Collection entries
______

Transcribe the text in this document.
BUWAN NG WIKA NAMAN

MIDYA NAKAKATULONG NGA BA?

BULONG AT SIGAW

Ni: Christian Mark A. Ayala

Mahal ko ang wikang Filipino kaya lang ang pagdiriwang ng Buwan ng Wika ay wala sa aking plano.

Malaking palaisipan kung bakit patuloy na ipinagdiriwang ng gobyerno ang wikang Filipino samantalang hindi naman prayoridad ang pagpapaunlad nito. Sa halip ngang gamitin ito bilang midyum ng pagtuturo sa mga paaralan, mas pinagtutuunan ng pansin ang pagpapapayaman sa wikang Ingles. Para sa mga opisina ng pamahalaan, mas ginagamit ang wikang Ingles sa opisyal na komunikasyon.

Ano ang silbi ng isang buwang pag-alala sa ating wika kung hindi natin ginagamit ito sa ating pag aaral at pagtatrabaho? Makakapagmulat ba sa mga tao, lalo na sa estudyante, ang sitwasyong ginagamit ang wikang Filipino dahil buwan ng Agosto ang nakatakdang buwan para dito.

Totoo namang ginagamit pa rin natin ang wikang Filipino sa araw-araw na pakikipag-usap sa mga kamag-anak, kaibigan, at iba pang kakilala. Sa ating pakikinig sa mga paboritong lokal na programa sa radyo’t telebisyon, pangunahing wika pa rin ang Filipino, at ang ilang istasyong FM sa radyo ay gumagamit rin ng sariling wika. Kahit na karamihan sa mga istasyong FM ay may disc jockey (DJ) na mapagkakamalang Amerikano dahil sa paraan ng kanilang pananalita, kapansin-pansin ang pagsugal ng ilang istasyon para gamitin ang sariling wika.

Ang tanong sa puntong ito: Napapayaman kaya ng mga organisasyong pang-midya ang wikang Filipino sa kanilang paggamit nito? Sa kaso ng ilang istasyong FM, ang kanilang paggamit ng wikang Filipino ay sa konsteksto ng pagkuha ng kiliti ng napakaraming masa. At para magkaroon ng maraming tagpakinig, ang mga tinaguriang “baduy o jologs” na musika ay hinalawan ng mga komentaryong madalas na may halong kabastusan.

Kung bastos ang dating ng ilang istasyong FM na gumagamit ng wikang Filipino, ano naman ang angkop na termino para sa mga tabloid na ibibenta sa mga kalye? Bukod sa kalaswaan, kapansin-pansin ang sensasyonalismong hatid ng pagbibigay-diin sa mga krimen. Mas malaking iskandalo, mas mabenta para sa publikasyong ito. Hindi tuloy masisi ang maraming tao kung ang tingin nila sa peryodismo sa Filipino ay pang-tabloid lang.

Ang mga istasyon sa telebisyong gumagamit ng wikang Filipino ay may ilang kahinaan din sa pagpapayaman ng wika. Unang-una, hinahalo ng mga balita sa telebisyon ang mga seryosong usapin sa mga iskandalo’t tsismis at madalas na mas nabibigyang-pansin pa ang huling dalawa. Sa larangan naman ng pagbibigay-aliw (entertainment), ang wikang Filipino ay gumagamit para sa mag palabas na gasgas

______

= Problem to solve =
Return each full line of the entries that contains the word "natin".

= Answer below =
Ano ang silbi ng isang buwang pag-alala sa ating wika kung hindi natin ginagamit ito sa ating pag aaral at pagtatrabaho? Makakapagmulat ba sa mga tao, lalo na sa estudyante, ang sitwasyong ginagamit ang wikang Filipino dahil buwan ng Agosto ang nakatakdang buwan para dito.
Totoo namang ginagamit pa rin natin ang wikang Filipino sa araw-araw na pakikipag-usap sa mga kamag-anak, kaibigan, at iba pang kakilala. Sa ating pakikinig sa mga paboritong lokal na programa sa radyo’t telebisyon, pangunahing wika pa rin ang Filipino, at ang ilang istasyong FM sa radyo ay gumagamit rin ng sariling wika. Kahit na karamihan sa mga istasyong FM ay may disc jockey (DJ) na mapagkakamalang Amerikano dahil sa paraan ng kanilang pananalita, kapansin-pansin ang pagsugal ng ilang istasyon para gamitin ang sariling wika.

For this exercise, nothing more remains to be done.